What follows is a listing. Return every line of it exactly.
▬▬▬▬▬▬▬▬▬▬
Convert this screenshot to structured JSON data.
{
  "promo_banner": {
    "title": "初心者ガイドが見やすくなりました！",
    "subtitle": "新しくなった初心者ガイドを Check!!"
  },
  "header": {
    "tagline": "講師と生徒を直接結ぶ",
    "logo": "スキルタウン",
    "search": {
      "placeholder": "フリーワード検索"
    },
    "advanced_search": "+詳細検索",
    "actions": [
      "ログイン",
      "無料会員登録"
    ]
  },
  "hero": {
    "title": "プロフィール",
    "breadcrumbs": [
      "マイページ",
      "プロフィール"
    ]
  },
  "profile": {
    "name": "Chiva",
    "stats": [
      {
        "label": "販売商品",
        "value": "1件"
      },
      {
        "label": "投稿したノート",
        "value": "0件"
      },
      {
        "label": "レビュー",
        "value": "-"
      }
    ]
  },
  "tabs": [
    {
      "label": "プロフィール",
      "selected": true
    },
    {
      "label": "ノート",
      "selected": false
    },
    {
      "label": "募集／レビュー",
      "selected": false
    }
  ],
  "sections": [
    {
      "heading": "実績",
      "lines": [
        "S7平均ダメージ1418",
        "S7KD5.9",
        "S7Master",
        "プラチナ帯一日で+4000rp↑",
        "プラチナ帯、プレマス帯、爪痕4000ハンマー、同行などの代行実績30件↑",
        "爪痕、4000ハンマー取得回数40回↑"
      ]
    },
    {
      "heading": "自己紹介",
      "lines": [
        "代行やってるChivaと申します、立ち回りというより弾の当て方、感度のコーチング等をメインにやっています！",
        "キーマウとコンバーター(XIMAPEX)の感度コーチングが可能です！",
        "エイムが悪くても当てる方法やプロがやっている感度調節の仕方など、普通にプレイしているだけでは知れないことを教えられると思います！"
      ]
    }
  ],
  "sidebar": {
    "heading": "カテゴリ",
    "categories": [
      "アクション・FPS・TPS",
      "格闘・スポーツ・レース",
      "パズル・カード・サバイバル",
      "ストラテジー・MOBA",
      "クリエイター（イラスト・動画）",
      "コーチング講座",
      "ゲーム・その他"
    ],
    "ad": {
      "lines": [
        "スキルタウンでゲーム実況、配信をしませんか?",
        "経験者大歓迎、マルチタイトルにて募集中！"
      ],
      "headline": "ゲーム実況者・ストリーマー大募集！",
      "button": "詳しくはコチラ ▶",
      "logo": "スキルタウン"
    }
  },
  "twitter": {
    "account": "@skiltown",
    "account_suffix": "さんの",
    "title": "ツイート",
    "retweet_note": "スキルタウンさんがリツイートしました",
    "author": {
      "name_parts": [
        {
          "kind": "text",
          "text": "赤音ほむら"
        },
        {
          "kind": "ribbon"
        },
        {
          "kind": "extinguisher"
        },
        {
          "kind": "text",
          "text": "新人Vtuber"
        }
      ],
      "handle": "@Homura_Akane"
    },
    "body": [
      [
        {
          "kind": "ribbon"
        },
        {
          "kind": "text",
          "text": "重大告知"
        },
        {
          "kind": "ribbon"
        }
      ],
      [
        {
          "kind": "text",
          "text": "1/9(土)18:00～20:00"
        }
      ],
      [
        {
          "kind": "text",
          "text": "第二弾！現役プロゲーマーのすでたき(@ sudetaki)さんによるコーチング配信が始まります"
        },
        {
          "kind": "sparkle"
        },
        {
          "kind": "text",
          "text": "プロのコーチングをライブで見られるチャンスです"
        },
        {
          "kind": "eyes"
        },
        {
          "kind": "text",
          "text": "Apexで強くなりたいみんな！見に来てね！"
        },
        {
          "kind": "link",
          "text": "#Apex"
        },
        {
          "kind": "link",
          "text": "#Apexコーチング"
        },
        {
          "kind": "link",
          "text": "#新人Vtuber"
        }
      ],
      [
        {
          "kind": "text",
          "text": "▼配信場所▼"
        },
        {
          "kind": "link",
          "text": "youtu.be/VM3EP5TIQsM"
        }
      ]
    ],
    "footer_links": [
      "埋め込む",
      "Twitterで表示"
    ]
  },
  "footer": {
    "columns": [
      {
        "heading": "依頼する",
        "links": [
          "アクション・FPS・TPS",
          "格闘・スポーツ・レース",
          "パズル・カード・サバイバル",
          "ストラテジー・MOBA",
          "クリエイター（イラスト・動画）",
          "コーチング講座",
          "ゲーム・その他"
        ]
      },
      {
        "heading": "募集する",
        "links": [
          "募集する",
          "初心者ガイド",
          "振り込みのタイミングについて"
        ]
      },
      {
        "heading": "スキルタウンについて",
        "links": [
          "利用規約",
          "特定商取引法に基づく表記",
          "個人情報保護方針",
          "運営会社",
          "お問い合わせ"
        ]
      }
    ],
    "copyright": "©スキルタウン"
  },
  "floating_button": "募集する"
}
▬▬▬▬▬▬▬▬▬▬
== EXPECTED ANSWER ==
Convert this screenshot to structured JSON data.
{
  "promo_banner": {
    "title": "初心者ガイドが見やすくなりました！",
    "subtitle": "新しくなった初心者ガイドを Check!!"
  },
  "header": {
    "tagline": "講師と生徒を直接結ぶ",
    "logo": "スキルタウン",
    "search": {
      "placeholder": "フリーワード検索"
    },
    "advanced_search": "+詳細検索",
    "actions": [
      "ログイン",
      "無料会員登録"
    ]
  },
  "hero": {
    "title": "プロフィール",
    "breadcrumbs": [
      "マイページ",
      "プロフィール"
    ]
  },
  "profile": {
    "name": "Chiva",
    "stats": [
      {
        "label": "販売商品",
        "value": "1件"
      },
      {
        "label": "投稿したノート",
        "value": "0件"
      },
      {
        "label": "レビュー",
        "value": "-"
      }
    ]
  },
  "tabs": [
    {
      "label": "プロフィール",
      "selected": true
    },
    {
      "label": "ノート",
      "selected": false
    },
    {
      "label": "募集／レビュー",
      "selected": false
    }
  ],
  "sections": [
    {
      "heading": "実績",
      "lines": [
        "S7平均ダメージ1418",
        "S7KD5.9",
        "S7Master",
        "プラチナ帯一日で+4000rp↑",
        "プラチナ帯、プレマス帯、爪痕4000ハンマー、同行などの代行実績30件↑",
        "爪痕、4000ハンマー取得回数40回↑"
      ]
    },
    {
      "heading": "自己紹介",
      "lines": [
        "代行やってるChivaと申します、立ち回りというより弾の当て方、感度のコーチング等をメインにやっています！",
        "キーマウとコンバーター(XIMAPEX)の感度コーチングが可能です！",
        "エイムが悪くても当てる方法やプロがやっている感度調節の仕方など、普通にプレイしているだけでは知れないことを教えられると思います！"
      ]
    }
  ],
  "sidebar": {
    "heading": "カテゴリ",
    "categories": [
      "アクション・FPS・TPS",
      "格闘・スポーツ・レース",
      "パズル・カード・サバイバル",
      "ストラテジー・MOBA",
      "クリエイター（イラスト・動画）",
      "コーチング講座",
      "ゲーム・その他"
    ],
    "ad": {
      "lines": [
        "スキルタウンでゲーム実況、配信をしませんか?",
        "経験者大歓迎、マルチタイトルにて募集中！"
      ],
      "headline": "ゲーム実況者・ストリーマー大募集！",
      "button": "詳しくはコチラ ▶",
      "logo": "スキルタウン"
    }
  },
  "twitter": {
    "account": "@skiltown",
    "account_suffix": "さんの",
    "title": "ツイート",
    "retweet_note": "スキルタウンさんがリツイートしました",
    "author": {
      "name_parts": [
        {
          "kind": "text",
          "text": "赤音ほむら"
        },
        {
          "kind": "ribbon"
        },
        {
          "kind": "extinguisher"
        },
        {
          "kind": "text",
          "text": "新人Vtuber"
        }
      ],
      "handle": "@Homura_Akane"
    },
    "body": [
      [
        {
          "kind": "ribbon"
        },
        {
          "kind": "text",
          "text": "重大告知"
        },
        {
          "kind": "ribbon"
        }
      ],
      [
        {
          "kind": "text",
          "text": "1/9(土)18:00～20:00"
        }
      ],
      [
        {
          "kind": "text",
          "text": "第二弾！現役プロゲーマーのすでたき(@ sudetaki)さんによるコーチング配信が始まります"
        },
        {
          "kind": "sparkle"
        },
        {
          "kind": "text",
          "text": "プロのコーチングをライブで見られるチャンスです"
        },
        {
          "kind": "eyes"
        },
        {
          "kind": "text",
          "text": "Apexで強くなりたいみんな！見に来てね！"
        },
        {
          "kind": "link",
          "text": "#Apex"
        },
        {
          "kind": "link",
          "text": "#Apexコーチング"
        },
        {
          "kind": "link",
          "text": "#新人Vtuber"
        }
      ],
      [
        {
          "kind": "text",
          "text": "▼配信場所▼"
        },
        {
          "kind": "link",
          "text": "youtu.be/VM3EP5TIQsM"
        }
      ]
    ],
    "footer_links": [
      "埋め込む",
      "Twitterで表示"
    ]
  },
  "footer": {
    "columns": [
      {
        "heading": "依頼する",
        "links": [
          "アクション・FPS・TPS",
          "格闘・スポーツ・レース",
          "パズル・カード・サバイバル",
          "ストラテジー・MOBA",
          "クリエイター（イラスト・動画）",
          "コーチング講座",
          "ゲーム・その他"
        ]
      },
      {
        "heading": "募集する",
        "links": [
          "募集する",
          "初心者ガイド",
          "振り込みのタイミングについて"
        ]
      },
      {
        "heading": "スキルタウンについて",
        "links": [
          "利用規約",
          "特定商取引法に基づく表記",
          "個人情報保護方針",
          "運営会社",
          "お問い合わせ"
        ]
      }
    ],
    "copyright": "©スキルタウン"
  },
  "floating_button": "募集する"
}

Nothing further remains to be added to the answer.